Aim:
Each entry in the listing below should be restated word for word.
___ Data rows
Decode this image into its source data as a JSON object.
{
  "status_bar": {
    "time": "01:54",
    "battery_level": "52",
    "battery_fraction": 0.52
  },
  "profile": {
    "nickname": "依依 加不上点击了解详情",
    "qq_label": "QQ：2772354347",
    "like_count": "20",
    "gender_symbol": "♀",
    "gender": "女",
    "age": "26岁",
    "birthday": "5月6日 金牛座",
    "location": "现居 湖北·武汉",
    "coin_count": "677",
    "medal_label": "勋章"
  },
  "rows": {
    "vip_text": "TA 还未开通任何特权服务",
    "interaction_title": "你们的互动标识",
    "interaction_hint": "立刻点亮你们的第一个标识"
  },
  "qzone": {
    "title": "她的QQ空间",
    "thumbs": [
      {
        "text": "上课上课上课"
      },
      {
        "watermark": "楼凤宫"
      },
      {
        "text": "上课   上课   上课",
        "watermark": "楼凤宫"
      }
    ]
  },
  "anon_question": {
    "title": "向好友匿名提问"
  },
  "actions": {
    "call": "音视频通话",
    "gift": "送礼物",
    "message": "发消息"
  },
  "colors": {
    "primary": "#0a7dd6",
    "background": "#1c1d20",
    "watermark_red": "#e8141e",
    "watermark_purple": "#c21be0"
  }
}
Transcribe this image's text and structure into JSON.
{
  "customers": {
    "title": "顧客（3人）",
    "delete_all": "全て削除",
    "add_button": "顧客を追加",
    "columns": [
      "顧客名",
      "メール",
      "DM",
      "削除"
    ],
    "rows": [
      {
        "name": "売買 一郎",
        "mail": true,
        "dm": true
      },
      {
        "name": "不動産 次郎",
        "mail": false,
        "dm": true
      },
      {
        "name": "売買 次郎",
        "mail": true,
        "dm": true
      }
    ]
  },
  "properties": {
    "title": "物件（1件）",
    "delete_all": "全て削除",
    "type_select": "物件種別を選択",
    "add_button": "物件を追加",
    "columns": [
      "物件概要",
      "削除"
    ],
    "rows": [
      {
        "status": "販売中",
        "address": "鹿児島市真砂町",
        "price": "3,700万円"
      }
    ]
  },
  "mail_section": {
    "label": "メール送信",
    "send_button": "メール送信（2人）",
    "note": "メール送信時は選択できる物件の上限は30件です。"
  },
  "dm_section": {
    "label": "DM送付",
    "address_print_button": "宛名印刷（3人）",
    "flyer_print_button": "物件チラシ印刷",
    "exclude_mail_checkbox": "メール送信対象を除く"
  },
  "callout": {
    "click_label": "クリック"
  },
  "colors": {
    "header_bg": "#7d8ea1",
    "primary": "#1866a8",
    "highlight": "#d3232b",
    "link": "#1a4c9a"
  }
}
______
Answer below:
Decode this image into its source data as a JSON object.
{
  "status_bar": {
    "time": "01:54",
    "battery_level": "52",
    "battery_fraction": 0.52
  },
  "profile": {
    "nickname": "依依 加不上点击了解详情",
    "qq_label": "QQ：2772354347",
    "like_count": "20",
    "gender_symbol": "♀",
    "gender": "女",
    "age": "26岁",
    "birthday": "5月6日 金牛座",
    "location": "现居 湖北·武汉",
    "coin_count": "677",
    "medal_label": "勋章"
  },
  "rows": {
    "vip_text": "TA 还未开通任何特权服务",
    "interaction_title": "你们的互动标识",
    "interaction_hint": "立刻点亮你们的第一个标识"
  },
  "qzone": {
    "title": "她的QQ空间",
    "thumbs": [
      {
        "text": "上课上课上课"
      },
      {
        "watermark": "楼凤宫"
      },
      {
        "text": "上课   上课   上课",
        "watermark": "楼凤宫"
      }
    ]
  },
  "anon_question": {
    "title": "向好友匿名提问"
  },
  "actions": {
    "call": "音视频通话",
    "gift": "送礼物",
    "message": "发消息"
  },
  "colors": {
    "primary": "#0a7dd6",
    "background": "#1c1d20",
    "watermark_red": "#e8141e",
    "watermark_purple": "#c21be0"
  }
}
Transcribe this image's text and structure into JSON.
{
  "customers": {
    "title": "顧客（3人）",
    "delete_all": "全て削除",
    "add_button": "顧客を追加",
    "columns": [
      "顧客名",
      "メール",
      "DM",
      "削除"
    ],
    "rows": [
      {
        "name": "売買 一郎",
        "mail": true,
        "dm": true
      },
      {
        "name": "不動産 次郎",
        "mail": false,
        "dm": true
      },
      {
        "name": "売買 次郎",
        "mail": true,
        "dm": true
      }
    ]
  },
  "properties": {
    "title": "物件（1件）",
    "delete_all": "全て削除",
    "type_select": "物件種別を選択",
    "add_button": "物件を追加",
    "columns": [
      "物件概要",
      "削除"
    ],
    "rows": [
      {
        "status": "販売中",
        "address": "鹿児島市真砂町",
        "price": "3,700万円"
      }
    ]
  },
  "mail_section": {
    "label": "メール送信",
    "send_button": "メール送信（2人）",
    "note": "メール送信時は選択できる物件の上限は30件です。"
  },
  "dm_section": {
    "label": "DM送付",
    "address_print_button": "宛名印刷（3人）",
    "flyer_print_button": "物件チラシ印刷",
    "exclude_mail_checkbox": "メール送信対象を除く"
  },
  "callout": {
    "click_label": "クリック"
  },
  "colors": {
    "header_bg": "#7d8ea1",
    "primary": "#1866a8",
    "highlight": "#d3232b",
    "link": "#1a4c9a"
  }
}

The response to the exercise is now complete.